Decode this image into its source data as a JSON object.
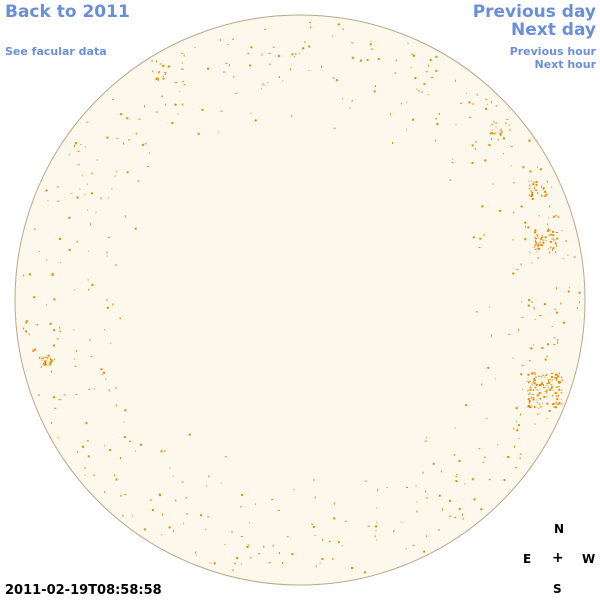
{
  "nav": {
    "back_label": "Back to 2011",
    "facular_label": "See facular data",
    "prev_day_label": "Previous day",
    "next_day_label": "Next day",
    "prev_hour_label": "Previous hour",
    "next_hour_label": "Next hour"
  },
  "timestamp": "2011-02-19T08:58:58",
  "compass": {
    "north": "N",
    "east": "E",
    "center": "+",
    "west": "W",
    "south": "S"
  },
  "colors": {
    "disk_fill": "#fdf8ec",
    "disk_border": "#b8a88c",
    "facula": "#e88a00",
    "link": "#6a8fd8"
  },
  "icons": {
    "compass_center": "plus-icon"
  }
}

§ §

§ TASK OBJECTIVE: For each line of the listing that holds the word "Next", show that line.

§ SOLUTION TO THE PROBLEM:
    "next_day_label": "Next day",
    "next_hour_label": "Next hour"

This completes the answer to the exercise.